§ **研读材料**
1 – 根据关于胎盘植入性疾病标志物的文字,PAS在全球孕产妇中的发生率是多少?
2 – 关于胎盘植入性疾病标志物的文字提到,miRNA可通过调节哪些过程的相关基因表达来影响胎盘发育?请全部列出。
3 – 请从关于胎盘植入性疾病标志物的文字最后一句之后接着续写。

§ **节选文字**

──────

本发明涉及分子诊断医疗领域,具体而言,涉及一种胎盘植入性疾病标志物。该标志物具体为miR‑139‑3p。miR‑139‑3p可以用于胎盘植入性疾病诊断,或用于区分胎盘植入性疾病与前置胎盘及子痫前期,具有重要的临床应用价值。

Description

胎盘植入性疾病标志物
技术领域
本发明涉及分子诊断医疗领域,具体而言,涉及一种胎盘植入性疾病标志物。
背景技术
胎盘植入性疾病(placenta accreta spectrum disorders,PAS)是一种胎盘绒毛异常黏附或侵入子宫肌层的妊娠并发症。据统计,PAS在全球孕产妇中的发生率为0.01%至1.1%,其死亡率约为0.05%,严重危害母胎生命安全。研究表明,前置胎盘和剖宫产手术是导致PAS发病的重要独立因素,其发生率增加是导致近年来发病率逐渐上升的重要因素之一。胎盘植入性疾病的发生发展是一个复杂的多因素过程,目前研究表明蜕膜缺失、母体血管重塑异常和绒毛外滋养细胞侵蚀是其发病的主要机制之一,其中胎盘发生侵蚀性改变是胎盘植入的前期病理基础。
胎盘发生侵蚀性改变可以通过外周血中的各类生物标志物进行检测,从而判定体内胎盘生长状态。生物标志物包括血清蛋白、血清小分子和游离核酸等种类,其中miRNA是一类内源基因编码的长度约为19~22个核苷酸的非编码单链小RNA分子,主要通过与mRNA的3’UTR结合以调节基因的表达。它们可通过调节参与细胞分化、粘附、迁移、凋亡以及血管生成相关基因的表达以影响胎盘发育。

──────

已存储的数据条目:
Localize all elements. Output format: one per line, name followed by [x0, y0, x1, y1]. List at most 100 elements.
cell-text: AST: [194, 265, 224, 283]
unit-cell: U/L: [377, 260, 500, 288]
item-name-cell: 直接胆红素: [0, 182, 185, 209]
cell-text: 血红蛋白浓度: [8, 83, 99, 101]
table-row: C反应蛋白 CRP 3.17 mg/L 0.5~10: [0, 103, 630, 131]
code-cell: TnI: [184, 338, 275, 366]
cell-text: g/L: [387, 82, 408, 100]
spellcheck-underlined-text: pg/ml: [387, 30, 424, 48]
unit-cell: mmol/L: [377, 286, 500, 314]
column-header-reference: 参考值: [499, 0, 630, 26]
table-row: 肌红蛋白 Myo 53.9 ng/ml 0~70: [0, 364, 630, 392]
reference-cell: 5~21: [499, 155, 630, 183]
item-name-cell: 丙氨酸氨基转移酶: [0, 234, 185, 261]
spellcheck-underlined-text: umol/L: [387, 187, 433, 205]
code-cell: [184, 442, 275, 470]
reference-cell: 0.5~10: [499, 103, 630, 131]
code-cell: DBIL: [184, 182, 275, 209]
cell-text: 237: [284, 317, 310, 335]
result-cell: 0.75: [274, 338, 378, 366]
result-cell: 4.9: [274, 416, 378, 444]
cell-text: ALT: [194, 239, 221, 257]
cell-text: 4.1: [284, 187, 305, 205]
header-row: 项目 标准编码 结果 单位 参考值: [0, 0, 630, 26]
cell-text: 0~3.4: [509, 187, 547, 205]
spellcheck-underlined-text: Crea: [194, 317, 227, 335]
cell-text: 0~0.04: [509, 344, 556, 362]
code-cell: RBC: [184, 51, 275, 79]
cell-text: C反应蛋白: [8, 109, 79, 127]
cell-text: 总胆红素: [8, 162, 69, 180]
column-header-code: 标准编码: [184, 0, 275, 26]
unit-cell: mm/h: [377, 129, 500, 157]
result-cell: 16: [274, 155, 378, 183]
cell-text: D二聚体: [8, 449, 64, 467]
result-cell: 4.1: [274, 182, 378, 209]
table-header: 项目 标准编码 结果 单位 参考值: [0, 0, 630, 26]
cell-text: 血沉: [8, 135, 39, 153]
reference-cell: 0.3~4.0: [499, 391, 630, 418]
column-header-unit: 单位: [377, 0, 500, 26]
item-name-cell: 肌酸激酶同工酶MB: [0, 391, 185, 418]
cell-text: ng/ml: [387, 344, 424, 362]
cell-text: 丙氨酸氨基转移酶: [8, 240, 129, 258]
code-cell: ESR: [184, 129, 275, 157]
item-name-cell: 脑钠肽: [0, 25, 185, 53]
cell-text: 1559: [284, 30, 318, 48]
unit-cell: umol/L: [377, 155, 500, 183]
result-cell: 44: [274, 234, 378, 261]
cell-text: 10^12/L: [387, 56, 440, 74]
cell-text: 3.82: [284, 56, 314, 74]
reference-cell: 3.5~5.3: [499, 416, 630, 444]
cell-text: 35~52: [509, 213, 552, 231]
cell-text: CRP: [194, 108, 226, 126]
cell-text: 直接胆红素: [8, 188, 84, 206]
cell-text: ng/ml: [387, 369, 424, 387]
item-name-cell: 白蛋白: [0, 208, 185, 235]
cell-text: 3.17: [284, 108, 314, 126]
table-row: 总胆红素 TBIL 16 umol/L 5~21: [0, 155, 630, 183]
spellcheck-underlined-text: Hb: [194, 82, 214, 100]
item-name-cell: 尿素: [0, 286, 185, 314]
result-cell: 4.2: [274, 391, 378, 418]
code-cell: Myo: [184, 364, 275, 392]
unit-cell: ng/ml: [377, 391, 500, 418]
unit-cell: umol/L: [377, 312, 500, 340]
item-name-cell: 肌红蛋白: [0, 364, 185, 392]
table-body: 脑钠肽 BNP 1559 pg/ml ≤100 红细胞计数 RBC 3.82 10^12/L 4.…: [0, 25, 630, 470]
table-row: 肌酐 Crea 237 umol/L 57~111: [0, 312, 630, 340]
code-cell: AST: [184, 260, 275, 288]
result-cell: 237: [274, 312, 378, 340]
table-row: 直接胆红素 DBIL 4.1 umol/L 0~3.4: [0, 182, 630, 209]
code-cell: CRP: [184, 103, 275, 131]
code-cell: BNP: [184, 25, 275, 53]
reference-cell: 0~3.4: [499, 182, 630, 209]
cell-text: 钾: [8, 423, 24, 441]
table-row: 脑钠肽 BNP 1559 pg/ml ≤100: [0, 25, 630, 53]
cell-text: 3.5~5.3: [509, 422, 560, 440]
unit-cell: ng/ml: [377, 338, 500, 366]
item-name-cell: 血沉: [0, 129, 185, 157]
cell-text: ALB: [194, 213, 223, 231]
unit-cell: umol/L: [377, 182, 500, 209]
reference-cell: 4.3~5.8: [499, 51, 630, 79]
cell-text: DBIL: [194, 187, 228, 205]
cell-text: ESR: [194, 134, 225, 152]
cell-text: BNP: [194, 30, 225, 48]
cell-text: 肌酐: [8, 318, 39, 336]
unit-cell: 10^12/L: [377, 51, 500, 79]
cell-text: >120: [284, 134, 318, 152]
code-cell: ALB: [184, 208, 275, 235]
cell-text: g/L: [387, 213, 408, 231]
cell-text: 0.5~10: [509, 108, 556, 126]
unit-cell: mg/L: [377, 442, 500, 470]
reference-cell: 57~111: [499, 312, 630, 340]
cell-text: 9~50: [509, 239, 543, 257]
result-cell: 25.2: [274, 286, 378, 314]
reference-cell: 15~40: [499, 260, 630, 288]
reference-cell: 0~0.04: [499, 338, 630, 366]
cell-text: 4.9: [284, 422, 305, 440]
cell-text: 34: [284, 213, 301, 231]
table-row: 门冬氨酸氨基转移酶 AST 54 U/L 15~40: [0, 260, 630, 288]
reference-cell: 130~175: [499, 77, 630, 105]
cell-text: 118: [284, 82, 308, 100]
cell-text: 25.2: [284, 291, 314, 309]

──────

§ **任务结果**
1 – 0.01%至1.1%。

2 – 细胞分化、粘附、迁移、凋亡、血管生成。

3 –
有报道发现血清甲胎蛋白(AFP)与胎盘植入有明显相关性,但是其特异性不高,尚未开发成临床可以应用的检测试剂盒。在孕早期分析孕产妇血浆中的胎盘游离mRNA可以预测胎盘植入,但是对于技术手段要求很高,目前尚无进一步应用。此外,有研究报道血浆中胎儿游离DNA在胎盘植入孕产妇外周血中升高,但是临床意义并不明确。因此,截至目前,并没有成熟的采用母体血清中miRNA分子对孕产妇进行胎盘植入的检测方法。
发明内容
本发明基于相对于正常分娩孕产妇,在胎盘植入孕产妇中差异表达的miRNA进行了特异性的鉴定,进而发现miR-139-3p在胎盘植入性疾病孕产妇样品(特别是外周血样品)中显著低表达,并且其表达量与胎盘植入性疾病临床病理学参数显著相关,且该差异在前置胎盘孕与子痫前期产妇中不存在,表明miR-139-3p是特异性的胎盘植入性疾病标志物。
具体的,本发明涉及miR-139-3p的定量检测剂在制备用于胎盘植入性疾病诊断的试剂或试剂盒中的应用,其中受试者样品中降低的miR-139-3p的表达量是发生胎盘植入性疾病的指征。
本发明还涉及miR-139-3p的定量检测剂在制备用于区分胎盘植入性疾病与其类似疾病的试剂或试剂盒中的应用,所述类似疾病包括前置胎盘与子痫前期,其中受试者样品中降低的miR-139-3p的表达量是发生胎盘植入性疾病的指征。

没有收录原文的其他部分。